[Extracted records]
################

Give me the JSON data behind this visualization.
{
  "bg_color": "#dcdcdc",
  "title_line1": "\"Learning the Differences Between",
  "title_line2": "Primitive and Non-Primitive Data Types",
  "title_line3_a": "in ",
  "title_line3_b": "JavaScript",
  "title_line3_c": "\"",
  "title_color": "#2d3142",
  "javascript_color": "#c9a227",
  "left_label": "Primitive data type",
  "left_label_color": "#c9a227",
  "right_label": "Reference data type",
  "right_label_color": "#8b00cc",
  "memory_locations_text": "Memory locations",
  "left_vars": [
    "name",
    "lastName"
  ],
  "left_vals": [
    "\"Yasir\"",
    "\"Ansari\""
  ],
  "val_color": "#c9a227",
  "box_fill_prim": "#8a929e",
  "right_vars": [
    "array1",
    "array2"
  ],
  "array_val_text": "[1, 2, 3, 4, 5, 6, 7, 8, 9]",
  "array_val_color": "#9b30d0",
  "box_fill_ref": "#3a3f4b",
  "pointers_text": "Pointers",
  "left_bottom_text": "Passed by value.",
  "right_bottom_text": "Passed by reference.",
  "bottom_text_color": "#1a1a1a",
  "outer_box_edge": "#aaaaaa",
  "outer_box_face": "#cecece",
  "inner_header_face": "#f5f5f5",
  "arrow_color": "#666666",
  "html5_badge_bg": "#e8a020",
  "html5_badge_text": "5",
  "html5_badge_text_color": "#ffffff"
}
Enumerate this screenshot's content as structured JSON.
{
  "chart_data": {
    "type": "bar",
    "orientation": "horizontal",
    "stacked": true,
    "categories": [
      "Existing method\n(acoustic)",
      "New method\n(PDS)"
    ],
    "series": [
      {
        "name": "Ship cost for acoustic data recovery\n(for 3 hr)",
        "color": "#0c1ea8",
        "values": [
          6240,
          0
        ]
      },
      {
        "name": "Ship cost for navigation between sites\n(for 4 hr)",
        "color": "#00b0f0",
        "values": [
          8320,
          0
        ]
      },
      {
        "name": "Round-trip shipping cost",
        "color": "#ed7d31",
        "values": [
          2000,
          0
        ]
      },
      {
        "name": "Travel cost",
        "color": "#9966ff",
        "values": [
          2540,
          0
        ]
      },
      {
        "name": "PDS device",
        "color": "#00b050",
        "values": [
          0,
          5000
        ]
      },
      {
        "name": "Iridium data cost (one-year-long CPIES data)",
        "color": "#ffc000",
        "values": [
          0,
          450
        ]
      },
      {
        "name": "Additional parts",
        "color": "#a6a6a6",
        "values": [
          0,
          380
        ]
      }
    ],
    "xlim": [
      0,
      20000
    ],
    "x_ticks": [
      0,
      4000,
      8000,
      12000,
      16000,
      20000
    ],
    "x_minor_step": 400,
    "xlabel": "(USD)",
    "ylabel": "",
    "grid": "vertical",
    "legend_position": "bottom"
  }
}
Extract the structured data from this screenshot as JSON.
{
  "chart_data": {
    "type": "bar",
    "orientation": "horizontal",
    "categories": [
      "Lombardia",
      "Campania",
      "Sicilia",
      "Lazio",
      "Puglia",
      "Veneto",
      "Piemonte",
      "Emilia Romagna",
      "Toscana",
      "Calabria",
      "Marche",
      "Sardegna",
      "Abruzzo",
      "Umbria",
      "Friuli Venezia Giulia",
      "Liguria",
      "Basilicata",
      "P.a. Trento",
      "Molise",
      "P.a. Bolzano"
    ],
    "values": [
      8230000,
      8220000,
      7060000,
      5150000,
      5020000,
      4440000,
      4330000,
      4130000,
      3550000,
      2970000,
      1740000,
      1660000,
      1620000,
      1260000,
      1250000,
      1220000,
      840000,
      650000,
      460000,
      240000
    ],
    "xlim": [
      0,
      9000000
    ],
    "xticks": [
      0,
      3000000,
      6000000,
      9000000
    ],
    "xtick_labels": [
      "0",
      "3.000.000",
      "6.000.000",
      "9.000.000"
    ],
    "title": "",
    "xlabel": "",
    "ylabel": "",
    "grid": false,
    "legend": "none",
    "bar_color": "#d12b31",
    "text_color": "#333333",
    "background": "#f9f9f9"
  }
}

################

## Written instruction
Print the entries exactly. Include every one.

## Right answer
Give me the JSON data behind this visualization.
{
  "bg_color": "#dcdcdc",
  "title_line1": "\"Learning the Differences Between",
  "title_line2": "Primitive and Non-Primitive Data Types",
  "title_line3_a": "in ",
  "title_line3_b": "JavaScript",
  "title_line3_c": "\"",
  "title_color": "#2d3142",
  "javascript_color": "#c9a227",
  "left_label": "Primitive data type",
  "left_label_color": "#c9a227",
  "right_label": "Reference data type",
  "right_label_color": "#8b00cc",
  "memory_locations_text": "Memory locations",
  "left_vars": [
    "name",
    "lastName"
  ],
  "left_vals": [
    "\"Yasir\"",
    "\"Ansari\""
  ],
  "val_color": "#c9a227",
  "box_fill_prim": "#8a929e",
  "right_vars": [
    "array1",
    "array2"
  ],
  "array_val_text": "[1, 2, 3, 4, 5, 6, 7, 8, 9]",
  "array_val_color": "#9b30d0",
  "box_fill_ref": "#3a3f4b",
  "pointers_text": "Pointers",
  "left_bottom_text": "Passed by value.",
  "right_bottom_text": "Passed by reference.",
  "bottom_text_color": "#1a1a1a",
  "outer_box_edge": "#aaaaaa",
  "outer_box_face": "#cecece",
  "inner_header_face": "#f5f5f5",
  "arrow_color": "#666666",
  "html5_badge_bg": "#e8a020",
  "html5_badge_text": "5",
  "html5_badge_text_color": "#ffffff"
}
Enumerate this screenshot's content as structured JSON.
{
  "chart_data": {
    "type": "bar",
    "orientation": "horizontal",
    "stacked": true,
    "categories": [
      "Existing method\n(acoustic)",
      "New method\n(PDS)"
    ],
    "series": [
      {
        "name": "Ship cost for acoustic data recovery\n(for 3 hr)",
        "color": "#0c1ea8",
        "values": [
          6240,
          0
        ]
      },
      {
        "name": "Ship cost for navigation between sites\n(for 4 hr)",
        "color": "#00b0f0",
        "values": [
          8320,
          0
        ]
      },
      {
        "name": "Round-trip shipping cost",
        "color": "#ed7d31",
        "values": [
          2000,
          0
        ]
      },
      {
        "name": "Travel cost",
        "color": "#9966ff",
        "values": [
          2540,
          0
        ]
      },
      {
        "name": "PDS device",
        "color": "#00b050",
        "values": [
          0,
          5000
        ]
      },
      {
        "name": "Iridium data cost (one-year-long CPIES data)",
        "color": "#ffc000",
        "values": [
          0,
          450
        ]
      },
      {
        "name": "Additional parts",
        "color": "#a6a6a6",
        "values": [
          0,
          380
        ]
      }
    ],
    "xlim": [
      0,
      20000
    ],
    "x_ticks": [
      0,
      4000,
      8000,
      12000,
      16000,
      20000
    ],
    "x_minor_step": 400,
    "xlabel": "(USD)",
    "ylabel": "",
    "grid": "vertical",
    "legend_position": "bottom"
  }
}
Extract the structured data from this screenshot as JSON.
{
  "chart_data": {
    "type": "bar",
    "orientation": "horizontal",
    "categories": [
      "Lombardia",
      "Campania",
      "Sicilia",
      "Lazio",
      "Puglia",
      "Veneto",
      "Piemonte",
      "Emilia Romagna",
      "Toscana",
      "Calabria",
      "Marche",
      "Sardegna",
      "Abruzzo",
      "Umbria",
      "Friuli Venezia Giulia",
      "Liguria",
      "Basilicata",
      "P.a. Trento",
      "Molise",
      "P.a. Bolzano"
    ],
    "values": [
      8230000,
      8220000,
      7060000,
      5150000,
      5020000,
      4440000,
      4330000,
      4130000,
      3550000,
      2970000,
      1740000,
      1660000,
      1620000,
      1260000,
      1250000,
      1220000,
      840000,
      650000,
      460000,
      240000
    ],
    "xlim": [
      0,
      9000000
    ],
    "xticks": [
      0,
      3000000,
      6000000,
      9000000
    ],
    "xtick_labels": [
      "0",
      "3.000.000",
      "6.000.000",
      "9.000.000"
    ],
    "title": "",
    "xlabel": "",
    "ylabel": "",
    "grid": false,
    "legend": "none",
    "bar_color": "#d12b31",
    "text_color": "#333333",
    "background": "#f9f9f9"
  }
}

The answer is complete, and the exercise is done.